# SHORT PROBLEM:
From the entries that follow, extract each line holding the string "color".

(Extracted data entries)
○ ○ ○ ○ ○

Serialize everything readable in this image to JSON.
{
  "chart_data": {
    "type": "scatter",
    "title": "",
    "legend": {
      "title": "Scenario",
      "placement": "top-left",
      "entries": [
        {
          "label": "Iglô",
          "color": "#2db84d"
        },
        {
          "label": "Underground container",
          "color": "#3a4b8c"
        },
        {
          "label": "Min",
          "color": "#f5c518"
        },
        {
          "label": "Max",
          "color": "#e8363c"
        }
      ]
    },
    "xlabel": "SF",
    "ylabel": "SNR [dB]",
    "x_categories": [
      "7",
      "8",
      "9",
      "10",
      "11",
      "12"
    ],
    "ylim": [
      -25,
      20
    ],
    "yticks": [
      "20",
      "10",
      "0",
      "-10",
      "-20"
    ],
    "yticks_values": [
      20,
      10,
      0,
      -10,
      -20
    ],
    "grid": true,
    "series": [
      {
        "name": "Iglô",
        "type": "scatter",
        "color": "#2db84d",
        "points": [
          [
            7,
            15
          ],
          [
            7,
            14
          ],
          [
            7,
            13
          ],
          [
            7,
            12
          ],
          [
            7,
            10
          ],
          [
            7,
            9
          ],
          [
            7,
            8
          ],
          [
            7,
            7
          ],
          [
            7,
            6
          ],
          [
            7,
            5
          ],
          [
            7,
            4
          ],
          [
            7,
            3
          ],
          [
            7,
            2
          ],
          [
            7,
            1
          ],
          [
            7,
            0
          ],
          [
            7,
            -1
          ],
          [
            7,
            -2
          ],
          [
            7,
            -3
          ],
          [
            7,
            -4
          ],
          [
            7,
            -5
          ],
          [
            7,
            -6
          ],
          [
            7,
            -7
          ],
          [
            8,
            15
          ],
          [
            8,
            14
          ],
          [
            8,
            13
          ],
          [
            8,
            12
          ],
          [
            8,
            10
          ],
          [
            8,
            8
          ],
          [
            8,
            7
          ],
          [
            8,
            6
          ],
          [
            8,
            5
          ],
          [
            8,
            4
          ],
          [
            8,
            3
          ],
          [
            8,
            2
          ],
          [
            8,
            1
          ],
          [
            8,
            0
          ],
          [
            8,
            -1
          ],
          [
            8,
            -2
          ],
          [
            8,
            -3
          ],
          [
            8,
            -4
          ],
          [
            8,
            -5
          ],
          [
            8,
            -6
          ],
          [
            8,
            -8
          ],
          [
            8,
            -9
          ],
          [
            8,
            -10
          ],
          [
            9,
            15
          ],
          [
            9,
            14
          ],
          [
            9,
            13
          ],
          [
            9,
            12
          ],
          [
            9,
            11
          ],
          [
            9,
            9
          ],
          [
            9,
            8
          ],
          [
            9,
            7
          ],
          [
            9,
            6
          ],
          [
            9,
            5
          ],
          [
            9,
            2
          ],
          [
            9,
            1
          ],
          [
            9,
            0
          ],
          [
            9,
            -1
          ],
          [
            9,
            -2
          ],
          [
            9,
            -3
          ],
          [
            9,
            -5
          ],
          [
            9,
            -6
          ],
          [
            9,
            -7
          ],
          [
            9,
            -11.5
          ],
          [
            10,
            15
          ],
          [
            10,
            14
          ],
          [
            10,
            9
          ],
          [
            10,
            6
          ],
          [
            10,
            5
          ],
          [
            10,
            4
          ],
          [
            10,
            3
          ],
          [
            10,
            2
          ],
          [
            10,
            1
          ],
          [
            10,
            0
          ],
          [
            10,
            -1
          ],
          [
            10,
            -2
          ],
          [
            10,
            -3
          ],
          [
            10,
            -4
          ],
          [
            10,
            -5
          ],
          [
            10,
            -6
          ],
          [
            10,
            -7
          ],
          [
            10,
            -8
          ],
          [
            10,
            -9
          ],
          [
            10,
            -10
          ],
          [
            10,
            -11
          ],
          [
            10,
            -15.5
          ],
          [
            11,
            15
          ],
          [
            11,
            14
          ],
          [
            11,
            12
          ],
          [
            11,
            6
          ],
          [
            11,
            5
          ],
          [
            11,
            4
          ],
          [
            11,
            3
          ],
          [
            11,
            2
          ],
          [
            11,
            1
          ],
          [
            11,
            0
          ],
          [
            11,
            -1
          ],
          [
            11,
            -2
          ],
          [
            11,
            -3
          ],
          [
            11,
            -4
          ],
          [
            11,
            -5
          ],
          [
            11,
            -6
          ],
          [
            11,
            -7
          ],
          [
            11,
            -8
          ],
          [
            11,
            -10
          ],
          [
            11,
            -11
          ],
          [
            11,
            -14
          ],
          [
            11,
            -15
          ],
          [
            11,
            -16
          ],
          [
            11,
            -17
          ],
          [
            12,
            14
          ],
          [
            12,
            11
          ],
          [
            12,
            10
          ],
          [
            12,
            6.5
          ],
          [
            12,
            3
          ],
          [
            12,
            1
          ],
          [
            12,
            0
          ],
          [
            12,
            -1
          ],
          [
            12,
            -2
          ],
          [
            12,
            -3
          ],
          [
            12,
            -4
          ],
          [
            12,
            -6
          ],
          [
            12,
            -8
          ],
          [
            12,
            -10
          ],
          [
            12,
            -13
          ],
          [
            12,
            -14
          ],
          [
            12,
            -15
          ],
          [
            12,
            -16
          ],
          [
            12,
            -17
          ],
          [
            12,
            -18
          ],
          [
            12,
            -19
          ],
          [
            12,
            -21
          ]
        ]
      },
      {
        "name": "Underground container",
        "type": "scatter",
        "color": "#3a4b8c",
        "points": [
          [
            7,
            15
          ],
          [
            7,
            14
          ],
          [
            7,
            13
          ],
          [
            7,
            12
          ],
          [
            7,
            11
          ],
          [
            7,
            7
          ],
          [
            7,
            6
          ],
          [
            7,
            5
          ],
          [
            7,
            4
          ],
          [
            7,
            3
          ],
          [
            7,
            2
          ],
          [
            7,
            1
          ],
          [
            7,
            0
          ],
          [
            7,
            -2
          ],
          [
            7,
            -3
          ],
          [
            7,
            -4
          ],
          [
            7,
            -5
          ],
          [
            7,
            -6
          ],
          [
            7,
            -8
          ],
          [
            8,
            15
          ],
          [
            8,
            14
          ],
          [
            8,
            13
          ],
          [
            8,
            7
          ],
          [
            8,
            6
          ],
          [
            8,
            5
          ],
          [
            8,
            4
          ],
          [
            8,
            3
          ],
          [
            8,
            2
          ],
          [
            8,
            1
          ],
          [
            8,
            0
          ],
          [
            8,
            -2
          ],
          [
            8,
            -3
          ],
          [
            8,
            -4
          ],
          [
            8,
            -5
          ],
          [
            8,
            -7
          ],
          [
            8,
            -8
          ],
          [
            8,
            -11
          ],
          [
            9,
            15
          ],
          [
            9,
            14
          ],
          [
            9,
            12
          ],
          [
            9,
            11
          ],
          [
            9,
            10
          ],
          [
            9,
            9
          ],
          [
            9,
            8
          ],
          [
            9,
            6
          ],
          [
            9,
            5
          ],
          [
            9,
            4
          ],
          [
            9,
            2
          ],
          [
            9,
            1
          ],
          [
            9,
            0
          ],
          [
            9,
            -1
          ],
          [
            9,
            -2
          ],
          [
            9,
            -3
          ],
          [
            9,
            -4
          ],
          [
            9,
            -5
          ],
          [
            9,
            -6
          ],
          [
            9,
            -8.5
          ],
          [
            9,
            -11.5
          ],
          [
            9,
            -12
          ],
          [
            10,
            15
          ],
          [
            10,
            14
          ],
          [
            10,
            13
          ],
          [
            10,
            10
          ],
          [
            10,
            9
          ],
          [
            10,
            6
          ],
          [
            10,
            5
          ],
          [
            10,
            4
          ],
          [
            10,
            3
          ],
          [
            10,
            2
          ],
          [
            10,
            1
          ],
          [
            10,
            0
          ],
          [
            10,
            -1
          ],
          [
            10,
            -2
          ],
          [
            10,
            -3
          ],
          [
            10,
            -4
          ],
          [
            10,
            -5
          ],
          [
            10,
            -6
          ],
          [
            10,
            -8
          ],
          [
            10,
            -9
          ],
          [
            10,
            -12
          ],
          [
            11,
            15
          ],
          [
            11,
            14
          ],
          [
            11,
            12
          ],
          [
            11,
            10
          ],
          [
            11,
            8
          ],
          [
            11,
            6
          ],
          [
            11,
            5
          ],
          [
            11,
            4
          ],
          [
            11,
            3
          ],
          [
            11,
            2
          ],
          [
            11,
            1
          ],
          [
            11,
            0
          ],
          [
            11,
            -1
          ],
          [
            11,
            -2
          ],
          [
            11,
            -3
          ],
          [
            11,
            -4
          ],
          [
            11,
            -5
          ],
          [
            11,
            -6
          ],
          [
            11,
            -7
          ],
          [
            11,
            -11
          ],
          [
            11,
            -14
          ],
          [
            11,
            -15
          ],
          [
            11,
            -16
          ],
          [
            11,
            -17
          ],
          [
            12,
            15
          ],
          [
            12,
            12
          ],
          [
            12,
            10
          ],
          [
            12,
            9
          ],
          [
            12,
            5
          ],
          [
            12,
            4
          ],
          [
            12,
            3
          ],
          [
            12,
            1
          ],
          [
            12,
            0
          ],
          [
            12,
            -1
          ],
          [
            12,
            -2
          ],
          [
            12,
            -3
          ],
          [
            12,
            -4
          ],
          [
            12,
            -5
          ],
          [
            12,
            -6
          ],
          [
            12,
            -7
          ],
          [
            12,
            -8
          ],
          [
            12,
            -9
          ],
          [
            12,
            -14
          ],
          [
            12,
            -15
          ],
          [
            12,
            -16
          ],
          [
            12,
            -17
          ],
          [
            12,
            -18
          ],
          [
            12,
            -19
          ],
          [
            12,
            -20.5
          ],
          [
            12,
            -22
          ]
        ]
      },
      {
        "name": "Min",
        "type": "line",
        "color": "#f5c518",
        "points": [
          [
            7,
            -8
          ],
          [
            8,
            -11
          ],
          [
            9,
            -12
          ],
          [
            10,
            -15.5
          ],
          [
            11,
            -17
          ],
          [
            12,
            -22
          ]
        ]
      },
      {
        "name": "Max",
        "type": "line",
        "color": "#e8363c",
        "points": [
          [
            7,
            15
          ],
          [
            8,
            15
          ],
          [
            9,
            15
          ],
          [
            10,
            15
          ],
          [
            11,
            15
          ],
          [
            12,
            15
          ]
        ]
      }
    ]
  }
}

○ ○ ○ ○ ○

# WRITTEN SOLUTION:
          "color": "#2db84d"
          "color": "#3a4b8c"
          "color": "#f5c518"
          "color": "#e8363c"
        "color": "#2db84d",
        "color": "#3a4b8c",
        "color": "#f5c518",
        "color": "#e8363c",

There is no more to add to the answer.